◆ INPUT ROWS:
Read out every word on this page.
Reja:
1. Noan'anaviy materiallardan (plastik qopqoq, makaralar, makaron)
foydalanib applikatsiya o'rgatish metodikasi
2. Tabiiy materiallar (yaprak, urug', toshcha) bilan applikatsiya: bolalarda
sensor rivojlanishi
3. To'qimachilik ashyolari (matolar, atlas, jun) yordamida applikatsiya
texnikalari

◆ GOAL: Reproduce the material above exactly; please quote every line of it.

◆ OUTPUT FOR THIS TASK:
Read out every word on this page.
Reja:
1. Noan'anaviy materiallardan (plastik qopqoq, makaralar, makaron)
foydalanib applikatsiya o'rgatish metodikasi
2. Tabiiy materiallar (yaprak, urug', toshcha) bilan applikatsiya: bolalarda
sensor rivojlanishi
3. To'qimachilik ashyolari (matolar, atlas, jun) yordamida applikatsiya
texnikalari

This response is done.